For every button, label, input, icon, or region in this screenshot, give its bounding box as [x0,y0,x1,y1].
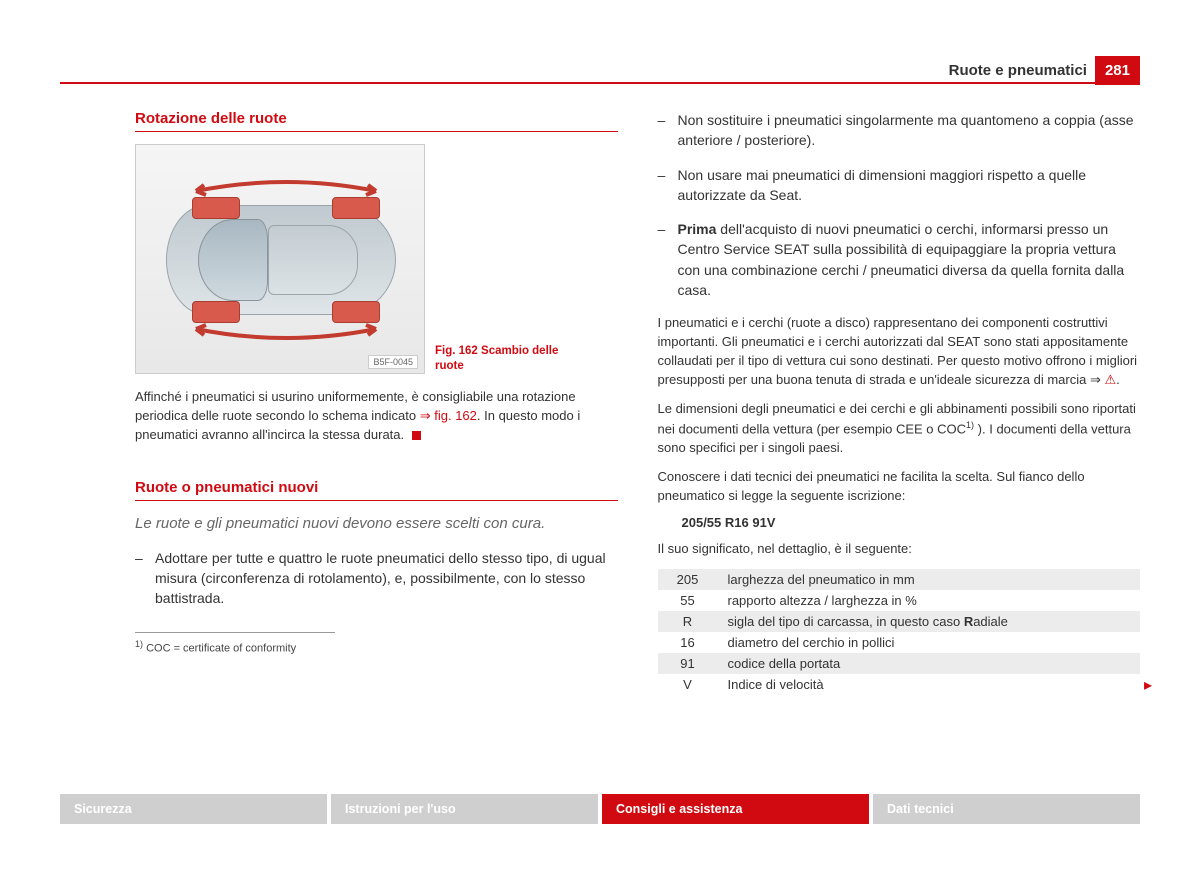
heading-rotation: Rotazione delle ruote [135,110,618,132]
footer-tabs: SicurezzaIstruzioni per l'usoConsigli e … [60,794,1140,824]
car-roof [268,225,358,295]
para-meaning: Il suo significato, nel dettaglio, è il … [658,540,1141,559]
spec-meaning: codice della portata [718,653,1141,674]
figure-caption: Fig. 162 Scambio delle ruote [435,344,585,374]
header-section: Ruote e pneumatici [949,62,1087,79]
rotation-arrow-bottom [186,323,386,349]
spec-meaning: Indice di velocità [718,674,1141,695]
table-row: 91codice della portata [658,653,1141,674]
heading-new-wheels: Ruote o pneumatici nuovi [135,479,618,501]
tire-spec-table: 205larghezza del pneumatico in mm55rappo… [658,569,1141,695]
footer-tab[interactable]: Consigli e assistenza [602,794,869,824]
bullet-prefix-bold: Prima [678,221,717,237]
bullet3-rest: dell'acquisto di nuovi pneumatici o cerc… [678,221,1125,298]
footer-tab[interactable]: Dati tecnici [873,794,1140,824]
wheel-front-right [192,301,240,323]
intro-italic: Le ruote e gli pneumatici nuovi devono e… [135,513,618,534]
wheel-rear-left [332,197,380,219]
fig-ref-link[interactable]: ⇒ fig. 162 [420,408,477,423]
car-windshield [198,219,268,301]
spec-code: 91 [658,653,718,674]
spec-meaning: sigla del tipo di carcassa, in questo ca… [718,611,1141,632]
spec-code: 55 [658,590,718,611]
figure-162: B5F-0045 Fig. 162 Scambio delle ruote [135,144,618,374]
para-a: I pneumatici e i cerchi (ruote a disco) … [658,315,1138,387]
wheel-rear-right [332,301,380,323]
table-row: 16diametro del cerchio in pollici [658,632,1141,653]
spec-meaning: rapporto altezza / larghezza in % [718,590,1141,611]
footer-tab[interactable]: Istruzioni per l'uso [331,794,598,824]
tire-code-example: 205/55 R16 91V [682,515,1141,530]
page-number-badge: 281 [1095,56,1140,85]
header-rule [60,82,1140,84]
para-tech-data: Conoscere i dati tecnici dei pneumatici … [658,468,1141,506]
spec-code: R [658,611,718,632]
footnote-marker: 1) [135,639,143,649]
table-row: Rsigla del tipo di carcassa, in questo c… [658,611,1141,632]
bullet-before-purchase: Prima dell'acquisto di nuovi pneumatici … [658,219,1141,300]
spec-code: 16 [658,632,718,653]
right-bullet-list: Non sostituire i pneumatici singolarment… [658,110,1141,300]
bullet-same-type: Adottare per tutte e quattro le ruote pn… [135,548,618,609]
figure-code: B5F-0045 [368,355,418,369]
page-header: Ruote e pneumatici 281 [949,56,1140,85]
figure-caption-prefix: Fig. 162 [435,345,478,357]
para-a-dot: . [1116,372,1120,387]
bullet-pair-replace: Non sostituire i pneumatici singolarment… [658,110,1141,151]
para-dimensions: Le dimensioni degli pneumatici e dei cer… [658,400,1141,458]
car-diagram: B5F-0045 [135,144,425,374]
left-bullet-list: Adottare per tutte e quattro le ruote pn… [135,548,618,609]
content-area: Rotazione delle ruote [135,110,1140,756]
table-row: VIndice di velocità [658,674,1141,695]
table-row: 55rapporto altezza / larghezza in % [658,590,1141,611]
right-column: Non sostituire i pneumatici singolarment… [658,110,1141,756]
footer-tab[interactable]: Sicurezza [60,794,327,824]
rotation-arrow-top [186,171,386,197]
footnote: 1) COC = certificate of conformity [135,639,618,655]
warning-triangle-icon: ⚠ [1104,371,1116,390]
spec-meaning: diametro del cerchio in pollici [718,632,1141,653]
spec-meaning: larghezza del pneumatico in mm [718,569,1141,590]
table-row: 205larghezza del pneumatico in mm [658,569,1141,590]
spec-code: 205 [658,569,718,590]
continue-arrow-icon: ▸ [1144,675,1152,695]
para-components: I pneumatici e i cerchi (ruote a disco) … [658,314,1141,390]
wheel-front-left [192,197,240,219]
section-end-marker [412,431,421,440]
bullet-no-larger: Non usare mai pneumatici di dimensioni m… [658,165,1141,206]
rotation-paragraph: Affinché i pneumatici si usurino uniform… [135,388,618,445]
footnote-rule [135,632,335,633]
coc-footnote-ref[interactable]: 1) [966,420,974,430]
left-column: Rotazione delle ruote [135,110,618,756]
footnote-text: COC = certificate of conformity [146,643,296,655]
spec-code: V [658,674,718,695]
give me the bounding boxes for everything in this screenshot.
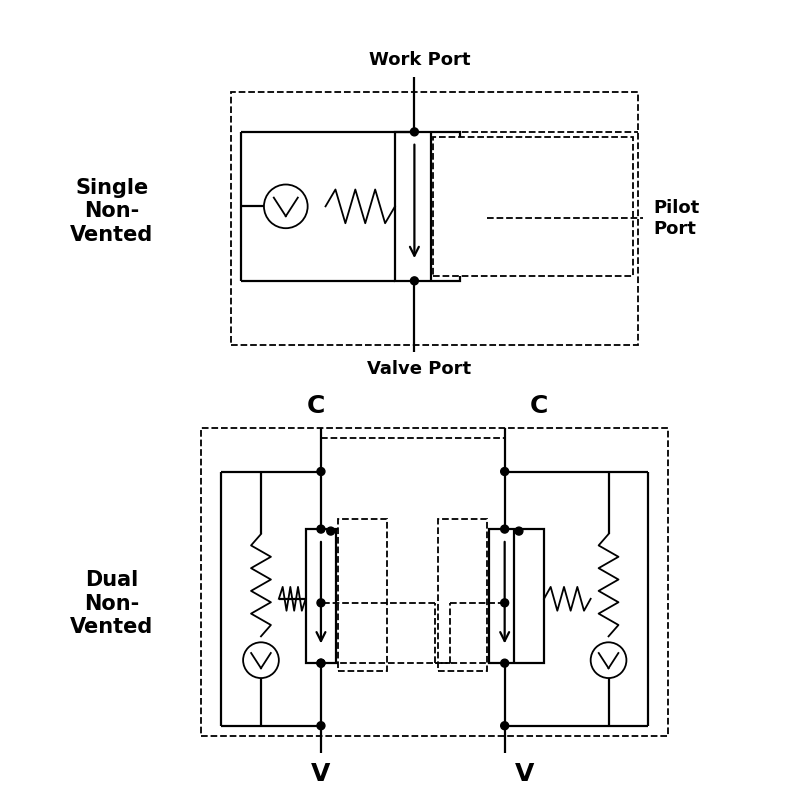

☆ ☆ ☆ ☆ ☆ ☆ ☆

Reproduce verbatim every line in the records above, from the line containing "heading-rotation: Rotazione delle" down to the line containing "para-meaning: Il suo", inclusive.

• Answer for the task
heading-rotation: Rotazione delle ruote [135,110,618,132]
footer-tabs: SicurezzaIstruzioni per l'usoConsigli e … [60,794,1140,824]
car-roof [268,225,358,295]
para-meaning: Il suo significato, nel dettaglio, è il … [658,540,1141,559]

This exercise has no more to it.